** start of Information provided **

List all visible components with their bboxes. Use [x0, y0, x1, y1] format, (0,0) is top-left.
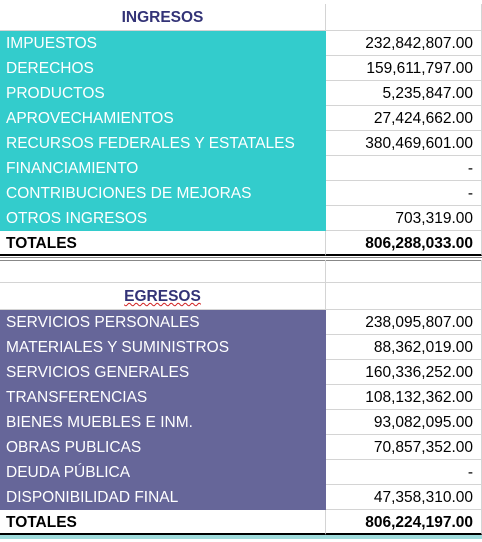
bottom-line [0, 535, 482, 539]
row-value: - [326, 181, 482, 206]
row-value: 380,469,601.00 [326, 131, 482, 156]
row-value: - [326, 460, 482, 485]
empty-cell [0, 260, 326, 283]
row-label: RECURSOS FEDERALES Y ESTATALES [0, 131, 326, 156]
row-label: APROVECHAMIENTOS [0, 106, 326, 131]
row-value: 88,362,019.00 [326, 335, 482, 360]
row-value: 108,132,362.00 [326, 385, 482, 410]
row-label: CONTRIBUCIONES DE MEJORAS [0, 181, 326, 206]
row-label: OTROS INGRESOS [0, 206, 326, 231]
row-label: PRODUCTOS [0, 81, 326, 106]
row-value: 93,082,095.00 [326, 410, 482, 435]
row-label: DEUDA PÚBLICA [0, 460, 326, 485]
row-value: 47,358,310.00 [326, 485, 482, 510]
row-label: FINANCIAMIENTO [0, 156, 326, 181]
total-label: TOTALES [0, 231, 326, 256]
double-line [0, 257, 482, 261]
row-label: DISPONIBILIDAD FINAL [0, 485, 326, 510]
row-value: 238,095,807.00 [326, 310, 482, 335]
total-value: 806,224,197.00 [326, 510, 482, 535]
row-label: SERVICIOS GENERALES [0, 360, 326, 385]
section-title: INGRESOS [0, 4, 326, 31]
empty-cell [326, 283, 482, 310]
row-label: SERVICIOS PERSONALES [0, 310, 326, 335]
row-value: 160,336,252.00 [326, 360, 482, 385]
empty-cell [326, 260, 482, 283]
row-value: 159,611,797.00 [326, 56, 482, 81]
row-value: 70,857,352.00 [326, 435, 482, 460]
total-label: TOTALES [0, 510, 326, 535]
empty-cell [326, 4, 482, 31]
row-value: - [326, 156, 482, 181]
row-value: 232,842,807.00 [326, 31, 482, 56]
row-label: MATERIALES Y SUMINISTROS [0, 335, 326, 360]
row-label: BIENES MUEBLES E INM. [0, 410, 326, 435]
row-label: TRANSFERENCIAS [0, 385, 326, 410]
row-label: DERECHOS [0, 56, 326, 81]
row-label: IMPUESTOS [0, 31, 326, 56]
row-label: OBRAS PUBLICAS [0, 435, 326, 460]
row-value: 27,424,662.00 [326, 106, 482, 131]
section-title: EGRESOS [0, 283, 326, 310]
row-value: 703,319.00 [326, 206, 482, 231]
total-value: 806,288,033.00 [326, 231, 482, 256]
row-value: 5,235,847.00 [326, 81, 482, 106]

** end of Information provided **
** start of Information provided **

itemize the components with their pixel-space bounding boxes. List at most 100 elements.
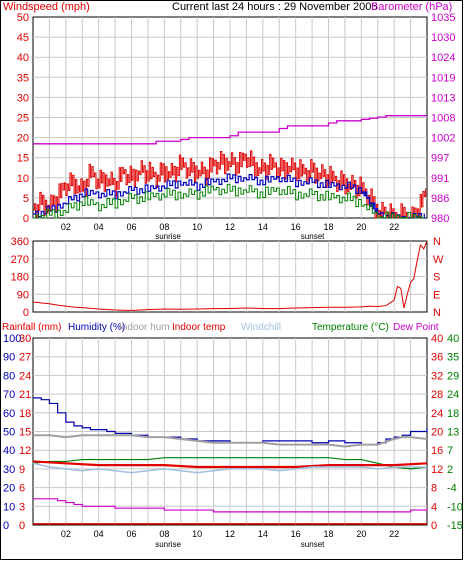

** end of Information provided **

### Short exercise:
Change each "empty-cell" to "blank-cell" in the rows between the lines holding "List all visible" and "row-value: 5,235,847.00 [326, 81, 482, 106]", inclusive, and give only those lines back with nothing else altered. Leave the pictures out of the answer.

### Answer below:
List all visible components with their bboxes. Use [x0, y0, x1, y1] format, (0,0) is top-left.
bottom-line [0, 535, 482, 539]
row-value: - [326, 181, 482, 206]
row-value: 380,469,601.00 [326, 131, 482, 156]
row-value: - [326, 460, 482, 485]
blank-cell [0, 260, 326, 283]
row-label: RECURSOS FEDERALES Y ESTATALES [0, 131, 326, 156]
row-label: APROVECHAMIENTOS [0, 106, 326, 131]
row-value: 88,362,019.00 [326, 335, 482, 360]
row-value: 108,132,362.00 [326, 385, 482, 410]
row-label: CONTRIBUCIONES DE MEJORAS [0, 181, 326, 206]
row-label: OTROS INGRESOS [0, 206, 326, 231]
row-label: PRODUCTOS [0, 81, 326, 106]
row-value: 93,082,095.00 [326, 410, 482, 435]
row-label: DEUDA PÚBLICA [0, 460, 326, 485]
row-value: 47,358,310.00 [326, 485, 482, 510]
row-label: FINANCIAMIENTO [0, 156, 326, 181]
total-label: TOTALES [0, 231, 326, 256]
double-line [0, 257, 482, 261]
row-label: DISPONIBILIDAD FINAL [0, 485, 326, 510]
row-value: 238,095,807.00 [326, 310, 482, 335]
total-value: 806,224,197.00 [326, 510, 482, 535]
row-label: SERVICIOS GENERALES [0, 360, 326, 385]
section-title: INGRESOS [0, 4, 326, 31]
blank-cell [326, 283, 482, 310]
row-label: SERVICIOS PERSONALES [0, 310, 326, 335]
row-value: 160,336,252.00 [326, 360, 482, 385]
blank-cell [326, 260, 482, 283]
row-value: 159,611,797.00 [326, 56, 482, 81]
row-value: 70,857,352.00 [326, 435, 482, 460]
total-label: TOTALES [0, 510, 326, 535]
blank-cell [326, 4, 482, 31]
row-value: - [326, 156, 482, 181]
row-value: 232,842,807.00 [326, 31, 482, 56]
row-label: MATERIALES Y SUMINISTROS [0, 335, 326, 360]
row-label: BIENES MUEBLES E INM. [0, 410, 326, 435]
row-label: TRANSFERENCIAS [0, 385, 326, 410]
row-label: DERECHOS [0, 56, 326, 81]
row-label: IMPUESTOS [0, 31, 326, 56]
row-label: OBRAS PUBLICAS [0, 435, 326, 460]
row-value: 27,424,662.00 [326, 106, 482, 131]
section-title: EGRESOS [0, 283, 326, 310]
row-value: 703,319.00 [326, 206, 482, 231]
total-value: 806,288,033.00 [326, 231, 482, 256]
row-value: 5,235,847.00 [326, 81, 482, 106]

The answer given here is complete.